Extract all of the data and reproduce it precisely.

□ □ □ □ □

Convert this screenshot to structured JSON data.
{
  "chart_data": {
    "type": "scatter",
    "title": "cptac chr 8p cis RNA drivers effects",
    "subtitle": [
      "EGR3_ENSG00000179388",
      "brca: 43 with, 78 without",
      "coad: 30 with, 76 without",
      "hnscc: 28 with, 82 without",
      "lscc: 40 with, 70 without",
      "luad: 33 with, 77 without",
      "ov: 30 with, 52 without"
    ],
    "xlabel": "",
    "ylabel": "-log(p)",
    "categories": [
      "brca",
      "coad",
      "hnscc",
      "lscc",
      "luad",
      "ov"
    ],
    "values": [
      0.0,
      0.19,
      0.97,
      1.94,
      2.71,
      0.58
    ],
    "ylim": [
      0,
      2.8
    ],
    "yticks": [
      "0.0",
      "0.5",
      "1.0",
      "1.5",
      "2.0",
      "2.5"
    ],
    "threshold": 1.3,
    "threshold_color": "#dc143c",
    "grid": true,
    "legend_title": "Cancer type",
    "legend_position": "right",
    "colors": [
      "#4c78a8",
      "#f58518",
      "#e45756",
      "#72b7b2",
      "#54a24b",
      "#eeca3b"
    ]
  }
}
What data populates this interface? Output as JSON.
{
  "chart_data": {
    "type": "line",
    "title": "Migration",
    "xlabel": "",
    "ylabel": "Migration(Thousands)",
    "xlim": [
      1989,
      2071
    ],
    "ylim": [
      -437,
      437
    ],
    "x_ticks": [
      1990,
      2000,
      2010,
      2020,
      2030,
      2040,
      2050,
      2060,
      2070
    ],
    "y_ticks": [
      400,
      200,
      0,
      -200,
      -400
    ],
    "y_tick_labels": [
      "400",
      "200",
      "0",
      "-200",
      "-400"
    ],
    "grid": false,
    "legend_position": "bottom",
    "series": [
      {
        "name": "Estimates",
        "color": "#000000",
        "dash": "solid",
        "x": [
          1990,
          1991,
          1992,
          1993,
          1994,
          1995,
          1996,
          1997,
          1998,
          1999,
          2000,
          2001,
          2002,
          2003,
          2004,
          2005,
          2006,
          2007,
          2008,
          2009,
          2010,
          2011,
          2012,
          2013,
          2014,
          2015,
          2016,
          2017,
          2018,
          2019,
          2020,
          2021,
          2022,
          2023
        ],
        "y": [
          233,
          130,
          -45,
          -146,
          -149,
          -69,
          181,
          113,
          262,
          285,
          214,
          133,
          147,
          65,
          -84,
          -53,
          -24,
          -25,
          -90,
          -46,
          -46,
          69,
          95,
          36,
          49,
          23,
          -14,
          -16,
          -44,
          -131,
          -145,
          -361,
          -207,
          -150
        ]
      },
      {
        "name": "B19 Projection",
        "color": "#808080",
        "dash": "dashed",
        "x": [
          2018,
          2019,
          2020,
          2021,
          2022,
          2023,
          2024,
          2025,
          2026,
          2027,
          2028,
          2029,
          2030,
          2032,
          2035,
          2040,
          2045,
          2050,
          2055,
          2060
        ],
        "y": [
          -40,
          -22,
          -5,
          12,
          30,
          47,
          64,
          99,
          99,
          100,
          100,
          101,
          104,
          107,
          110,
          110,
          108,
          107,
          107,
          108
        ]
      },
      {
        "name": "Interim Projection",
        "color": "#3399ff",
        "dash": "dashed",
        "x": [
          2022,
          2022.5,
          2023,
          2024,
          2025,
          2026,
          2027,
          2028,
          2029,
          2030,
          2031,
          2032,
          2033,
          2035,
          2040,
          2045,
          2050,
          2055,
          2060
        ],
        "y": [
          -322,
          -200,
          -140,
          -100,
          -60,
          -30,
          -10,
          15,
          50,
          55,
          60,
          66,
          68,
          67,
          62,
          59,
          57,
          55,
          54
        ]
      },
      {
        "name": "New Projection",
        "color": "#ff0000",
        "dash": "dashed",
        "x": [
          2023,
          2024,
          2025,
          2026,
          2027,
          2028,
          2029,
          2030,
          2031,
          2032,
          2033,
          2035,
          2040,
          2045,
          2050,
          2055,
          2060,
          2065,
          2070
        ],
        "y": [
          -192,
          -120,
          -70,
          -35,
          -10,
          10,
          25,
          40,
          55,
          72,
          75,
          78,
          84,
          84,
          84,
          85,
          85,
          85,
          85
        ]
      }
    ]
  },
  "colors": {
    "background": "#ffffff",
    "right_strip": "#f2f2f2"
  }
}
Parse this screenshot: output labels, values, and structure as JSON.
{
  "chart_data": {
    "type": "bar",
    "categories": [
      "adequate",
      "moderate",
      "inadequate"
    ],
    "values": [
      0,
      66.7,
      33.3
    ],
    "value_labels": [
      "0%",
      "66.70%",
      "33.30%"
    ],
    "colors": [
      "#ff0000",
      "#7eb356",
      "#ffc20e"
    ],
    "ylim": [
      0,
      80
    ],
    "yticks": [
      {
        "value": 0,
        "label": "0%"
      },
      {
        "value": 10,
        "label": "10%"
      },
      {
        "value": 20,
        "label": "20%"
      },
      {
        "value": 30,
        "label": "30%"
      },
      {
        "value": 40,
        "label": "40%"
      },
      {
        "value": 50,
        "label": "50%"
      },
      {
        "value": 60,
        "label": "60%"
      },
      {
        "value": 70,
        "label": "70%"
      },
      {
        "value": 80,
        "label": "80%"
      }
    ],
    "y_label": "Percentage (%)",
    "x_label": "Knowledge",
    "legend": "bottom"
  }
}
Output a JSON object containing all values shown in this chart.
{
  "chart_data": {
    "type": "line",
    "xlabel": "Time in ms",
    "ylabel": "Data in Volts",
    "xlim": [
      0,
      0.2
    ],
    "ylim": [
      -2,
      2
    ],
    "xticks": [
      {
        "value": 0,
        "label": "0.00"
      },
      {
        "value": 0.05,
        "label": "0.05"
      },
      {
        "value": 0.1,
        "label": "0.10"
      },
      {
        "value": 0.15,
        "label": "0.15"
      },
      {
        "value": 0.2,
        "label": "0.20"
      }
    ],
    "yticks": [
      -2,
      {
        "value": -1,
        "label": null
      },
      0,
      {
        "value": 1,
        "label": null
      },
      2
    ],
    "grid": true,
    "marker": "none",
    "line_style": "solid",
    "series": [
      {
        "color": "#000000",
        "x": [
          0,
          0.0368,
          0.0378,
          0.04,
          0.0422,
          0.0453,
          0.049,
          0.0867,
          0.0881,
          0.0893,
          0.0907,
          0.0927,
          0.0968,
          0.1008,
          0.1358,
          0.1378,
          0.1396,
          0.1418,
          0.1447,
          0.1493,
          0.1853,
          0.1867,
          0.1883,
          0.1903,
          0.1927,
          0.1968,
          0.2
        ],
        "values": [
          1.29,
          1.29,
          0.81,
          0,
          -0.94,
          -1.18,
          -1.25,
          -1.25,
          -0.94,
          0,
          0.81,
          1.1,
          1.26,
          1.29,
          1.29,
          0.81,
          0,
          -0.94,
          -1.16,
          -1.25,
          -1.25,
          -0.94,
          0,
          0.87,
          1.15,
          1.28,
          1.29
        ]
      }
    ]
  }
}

□ □ □ □ □

Full output -
Convert this screenshot to structured JSON data.
{
  "chart_data": {
    "type": "scatter",
    "title": "cptac chr 8p cis RNA drivers effects",
    "subtitle": [
      "EGR3_ENSG00000179388",
      "brca: 43 with, 78 without",
      "coad: 30 with, 76 without",
      "hnscc: 28 with, 82 without",
      "lscc: 40 with, 70 without",
      "luad: 33 with, 77 without",
      "ov: 30 with, 52 without"
    ],
    "xlabel": "",
    "ylabel": "-log(p)",
    "categories": [
      "brca",
      "coad",
      "hnscc",
      "lscc",
      "luad",
      "ov"
    ],
    "values": [
      0.0,
      0.19,
      0.97,
      1.94,
      2.71,
      0.58
    ],
    "ylim": [
      0,
      2.8
    ],
    "yticks": [
      "0.0",
      "0.5",
      "1.0",
      "1.5",
      "2.0",
      "2.5"
    ],
    "threshold": 1.3,
    "threshold_color": "#dc143c",
    "grid": true,
    "legend_title": "Cancer type",
    "legend_position": "right",
    "colors": [
      "#4c78a8",
      "#f58518",
      "#e45756",
      "#72b7b2",
      "#54a24b",
      "#eeca3b"
    ]
  }
}
What data populates this interface? Output as JSON.
{
  "chart_data": {
    "type": "line",
    "title": "Migration",
    "xlabel": "",
    "ylabel": "Migration(Thousands)",
    "xlim": [
      1989,
      2071
    ],
    "ylim": [
      -437,
      437
    ],
    "x_ticks": [
      1990,
      2000,
      2010,
      2020,
      2030,
      2040,
      2050,
      2060,
      2070
    ],
    "y_ticks": [
      400,
      200,
      0,
      -200,
      -400
    ],
    "y_tick_labels": [
      "400",
      "200",
      "0",
      "-200",
      "-400"
    ],
    "grid": false,
    "legend_position": "bottom",
    "series": [
      {
        "name": "Estimates",
        "color": "#000000",
        "dash": "solid",
        "x": [
          1990,
          1991,
          1992,
          1993,
          1994,
          1995,
          1996,
          1997,
          1998,
          1999,
          2000,
          2001,
          2002,
          2003,
          2004,
          2005,
          2006,
          2007,
          2008,
          2009,
          2010,
          2011,
          2012,
          2013,
          2014,
          2015,
          2016,
          2017,
          2018,
          2019,
          2020,
          2021,
          2022,
          2023
        ],
        "y": [
          233,
          130,
          -45,
          -146,
          -149,
          -69,
          181,
          113,
          262,
          285,
          214,
          133,
          147,
          65,
          -84,
          -53,
          -24,
          -25,
          -90,
          -46,
          -46,
          69,
          95,
          36,
          49,
          23,
          -14,
          -16,
          -44,
          -131,
          -145,
          -361,
          -207,
          -150
        ]
      },
      {
        "name": "B19 Projection",
        "color": "#808080",
        "dash": "dashed",
        "x": [
          2018,
          2019,
          2020,
          2021,
          2022,
          2023,
          2024,
          2025,
          2026,
          2027,
          2028,
          2029,
          2030,
          2032,
          2035,
          2040,
          2045,
          2050,
          2055,
          2060
        ],
        "y": [
          -40,
          -22,
          -5,
          12,
          30,
          47,
          64,
          99,
          99,
          100,
          100,
          101,
          104,
          107,
          110,
          110,
          108,
          107,
          107,
          108
        ]
      },
      {
        "name": "Interim Projection",
        "color": "#3399ff",
        "dash": "dashed",
        "x": [
          2022,
          2022.5,
          2023,
          2024,
          2025,
          2026,
          2027,
          2028,
          2029,
          2030,
          2031,
          2032,
          2033,
          2035,
          2040,
          2045,
          2050,
          2055,
          2060
        ],
        "y": [
          -322,
          -200,
          -140,
          -100,
          -60,
          -30,
          -10,
          15,
          50,
          55,
          60,
          66,
          68,
          67,
          62,
          59,
          57,
          55,
          54
        ]
      },
      {
        "name": "New Projection",
        "color": "#ff0000",
        "dash": "dashed",
        "x": [
          2023,
          2024,
          2025,
          2026,
          2027,
          2028,
          2029,
          2030,
          2031,
          2032,
          2033,
          2035,
          2040,
          2045,
          2050,
          2055,
          2060,
          2065,
          2070
        ],
        "y": [
          -192,
          -120,
          -70,
          -35,
          -10,
          10,
          25,
          40,
          55,
          72,
          75,
          78,
          84,
          84,
          84,
          85,
          85,
          85,
          85
        ]
      }
    ]
  },
  "colors": {
    "background": "#ffffff",
    "right_strip": "#f2f2f2"
  }
}
Parse this screenshot: output labels, values, and structure as JSON.
{
  "chart_data": {
    "type": "bar",
    "categories": [
      "adequate",
      "moderate",
      "inadequate"
    ],
    "values": [
      0,
      66.7,
      33.3
    ],
    "value_labels": [
      "0%",
      "66.70%",
      "33.30%"
    ],
    "colors": [
      "#ff0000",
      "#7eb356",
      "#ffc20e"
    ],
    "ylim": [
      0,
      80
    ],
    "yticks": [
      {
        "value": 0,
        "label": "0%"
      },
      {
        "value": 10,
        "label": "10%"
      },
      {
        "value": 20,
        "label": "20%"
      },
      {
        "value": 30,
        "label": "30%"
      },
      {
        "value": 40,
        "label": "40%"
      },
      {
        "value": 50,
        "label": "50%"
      },
      {
        "value": 60,
        "label": "60%"
      },
      {
        "value": 70,
        "label": "70%"
      },
      {
        "value": 80,
        "label": "80%"
      }
    ],
    "y_label": "Percentage (%)",
    "x_label": "Knowledge",
    "legend": "bottom"
  }
}
Output a JSON object containing all values shown in this chart.
{
  "chart_data": {
    "type": "line",
    "xlabel": "Time in ms",
    "ylabel": "Data in Volts",
    "xlim": [
      0,
      0.2
    ],
    "ylim": [
      -2,
      2
    ],
    "xticks": [
      {
        "value": 0,
        "label": "0.00"
      },
      {
        "value": 0.05,
        "label": "0.05"
      },
      {
        "value": 0.1,
        "label": "0.10"
      },
      {
        "value": 0.15,
        "label": "0.15"
      },
      {
        "value": 0.2,
        "label": "0.20"
      }
    ],
    "yticks": [
      -2,
      {
        "value": -1,
        "label": null
      },
      0,
      {
        "value": 1,
        "label": null
      },
      2
    ],
    "grid": true,
    "marker": "none",
    "line_style": "solid",
    "series": [
      {
        "color": "#000000",
        "x": [
          0,
          0.0368,
          0.0378,
          0.04,
          0.0422,
          0.0453,
          0.049,
          0.0867,
          0.0881,
          0.0893,
          0.0907,
          0.0927,
          0.0968,
          0.1008,
          0.1358,
          0.1378,
          0.1396,
          0.1418,
          0.1447,
          0.1493,
          0.1853,
          0.1867,
          0.1883,
          0.1903,
          0.1927,
          0.1968,
          0.2
        ],
        "values": [
          1.29,
          1.29,
          0.81,
          0,
          -0.94,
          -1.18,
          -1.25,
          -1.25,
          -0.94,
          0,
          0.81,
          1.1,
          1.26,
          1.29,
          1.29,
          0.81,
          0,
          -0.94,
          -1.16,
          -1.25,
          -1.25,
          -0.94,
          0,
          0.87,
          1.15,
          1.28,
          1.29
        ]
      }
    ]
  }
}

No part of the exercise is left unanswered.